Dataset items:
--- begin ---

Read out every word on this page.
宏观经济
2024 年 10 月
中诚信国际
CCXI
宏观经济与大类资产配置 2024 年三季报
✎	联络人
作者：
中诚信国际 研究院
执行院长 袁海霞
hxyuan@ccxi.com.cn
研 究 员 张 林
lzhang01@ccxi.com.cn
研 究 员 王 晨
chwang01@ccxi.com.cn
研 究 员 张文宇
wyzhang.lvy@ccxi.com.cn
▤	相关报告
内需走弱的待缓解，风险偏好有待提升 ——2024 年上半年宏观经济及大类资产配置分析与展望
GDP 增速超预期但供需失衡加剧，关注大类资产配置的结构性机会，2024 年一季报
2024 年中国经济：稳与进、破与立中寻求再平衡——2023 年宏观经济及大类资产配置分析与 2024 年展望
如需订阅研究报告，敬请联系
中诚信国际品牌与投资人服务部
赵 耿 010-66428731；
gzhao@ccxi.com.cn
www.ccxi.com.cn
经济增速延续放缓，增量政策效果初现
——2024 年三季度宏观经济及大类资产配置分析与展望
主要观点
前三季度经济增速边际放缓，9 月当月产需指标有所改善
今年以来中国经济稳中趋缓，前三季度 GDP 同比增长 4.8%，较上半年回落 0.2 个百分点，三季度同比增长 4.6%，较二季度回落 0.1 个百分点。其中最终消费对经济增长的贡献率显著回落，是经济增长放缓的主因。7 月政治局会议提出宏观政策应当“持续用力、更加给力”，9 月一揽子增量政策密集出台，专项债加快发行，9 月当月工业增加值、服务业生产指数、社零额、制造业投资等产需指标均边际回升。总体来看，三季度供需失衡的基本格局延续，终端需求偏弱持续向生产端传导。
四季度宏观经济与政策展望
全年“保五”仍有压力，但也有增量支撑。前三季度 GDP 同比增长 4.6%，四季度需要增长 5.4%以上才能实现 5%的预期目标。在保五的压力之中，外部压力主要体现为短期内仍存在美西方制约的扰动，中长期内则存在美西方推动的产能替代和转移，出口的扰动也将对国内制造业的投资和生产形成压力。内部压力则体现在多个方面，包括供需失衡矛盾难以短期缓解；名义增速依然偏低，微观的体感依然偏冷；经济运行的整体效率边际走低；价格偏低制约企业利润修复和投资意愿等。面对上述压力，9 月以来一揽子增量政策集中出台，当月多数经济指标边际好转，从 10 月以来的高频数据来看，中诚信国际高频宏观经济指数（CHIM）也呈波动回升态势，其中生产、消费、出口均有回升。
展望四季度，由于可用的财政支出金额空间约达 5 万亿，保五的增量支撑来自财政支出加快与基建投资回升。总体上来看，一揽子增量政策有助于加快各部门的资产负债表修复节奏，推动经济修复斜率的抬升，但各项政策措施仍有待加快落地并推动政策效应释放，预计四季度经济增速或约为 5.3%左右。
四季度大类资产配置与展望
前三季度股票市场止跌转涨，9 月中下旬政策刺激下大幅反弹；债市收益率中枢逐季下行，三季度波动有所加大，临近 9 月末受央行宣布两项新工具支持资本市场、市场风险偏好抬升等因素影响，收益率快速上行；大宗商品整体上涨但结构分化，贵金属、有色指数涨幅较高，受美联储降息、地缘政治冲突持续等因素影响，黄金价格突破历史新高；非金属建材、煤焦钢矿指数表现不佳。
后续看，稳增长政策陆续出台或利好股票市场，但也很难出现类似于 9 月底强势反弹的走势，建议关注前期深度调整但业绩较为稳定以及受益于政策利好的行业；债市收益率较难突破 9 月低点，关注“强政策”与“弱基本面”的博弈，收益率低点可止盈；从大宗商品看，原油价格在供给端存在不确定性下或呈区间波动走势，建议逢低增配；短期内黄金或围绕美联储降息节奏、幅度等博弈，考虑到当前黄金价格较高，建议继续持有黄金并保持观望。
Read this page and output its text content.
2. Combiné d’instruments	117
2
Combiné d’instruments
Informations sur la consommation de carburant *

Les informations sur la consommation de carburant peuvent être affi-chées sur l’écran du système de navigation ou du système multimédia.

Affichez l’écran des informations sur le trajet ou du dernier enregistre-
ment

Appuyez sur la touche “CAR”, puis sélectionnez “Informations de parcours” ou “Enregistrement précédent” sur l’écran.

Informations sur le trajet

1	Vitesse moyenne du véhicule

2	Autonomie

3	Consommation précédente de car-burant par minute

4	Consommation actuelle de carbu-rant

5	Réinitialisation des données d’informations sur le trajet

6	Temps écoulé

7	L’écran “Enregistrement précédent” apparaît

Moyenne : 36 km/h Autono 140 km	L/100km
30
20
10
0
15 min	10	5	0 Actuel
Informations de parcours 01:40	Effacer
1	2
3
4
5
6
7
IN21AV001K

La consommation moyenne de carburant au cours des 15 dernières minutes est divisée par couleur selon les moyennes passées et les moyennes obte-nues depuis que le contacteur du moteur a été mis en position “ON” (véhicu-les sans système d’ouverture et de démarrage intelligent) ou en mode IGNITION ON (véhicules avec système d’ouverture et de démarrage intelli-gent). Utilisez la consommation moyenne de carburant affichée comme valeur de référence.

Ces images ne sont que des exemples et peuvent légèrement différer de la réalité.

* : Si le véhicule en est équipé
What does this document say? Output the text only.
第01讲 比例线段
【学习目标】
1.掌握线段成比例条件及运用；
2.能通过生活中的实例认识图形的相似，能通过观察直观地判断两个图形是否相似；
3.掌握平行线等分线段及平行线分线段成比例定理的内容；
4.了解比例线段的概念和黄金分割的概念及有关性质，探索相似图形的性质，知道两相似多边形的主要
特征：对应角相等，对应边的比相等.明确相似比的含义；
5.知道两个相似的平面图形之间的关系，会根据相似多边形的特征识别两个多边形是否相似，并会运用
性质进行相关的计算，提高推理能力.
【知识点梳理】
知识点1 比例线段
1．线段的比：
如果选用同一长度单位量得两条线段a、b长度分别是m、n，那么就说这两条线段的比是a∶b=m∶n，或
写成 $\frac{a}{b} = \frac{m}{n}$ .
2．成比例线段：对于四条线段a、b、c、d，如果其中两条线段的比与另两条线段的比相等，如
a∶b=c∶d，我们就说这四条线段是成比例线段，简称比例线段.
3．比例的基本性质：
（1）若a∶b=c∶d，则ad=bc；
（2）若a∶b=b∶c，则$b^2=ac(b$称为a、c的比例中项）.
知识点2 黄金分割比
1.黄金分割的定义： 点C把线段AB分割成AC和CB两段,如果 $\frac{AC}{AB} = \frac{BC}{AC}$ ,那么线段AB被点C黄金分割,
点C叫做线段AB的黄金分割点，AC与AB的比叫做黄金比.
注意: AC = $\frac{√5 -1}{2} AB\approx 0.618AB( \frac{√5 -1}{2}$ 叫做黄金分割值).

--- end ---

-- Written task --
Scan the listing above and identify each line holding the string "frac"; copy every such line.

-- Solution --
写成 $\frac{a}{b} = \frac{m}{n}$ .
1.黄金分割的定义： 点C把线段AB分割成AC和CB两段,如果 $\frac{AC}{AB} = \frac{BC}{AC}$ ,那么线段AB被点C黄金分割,
注意: AC = $\frac{√5 -1}{2} AB\approx 0.618AB( \frac{√5 -1}{2}$ 叫做黄金分割值).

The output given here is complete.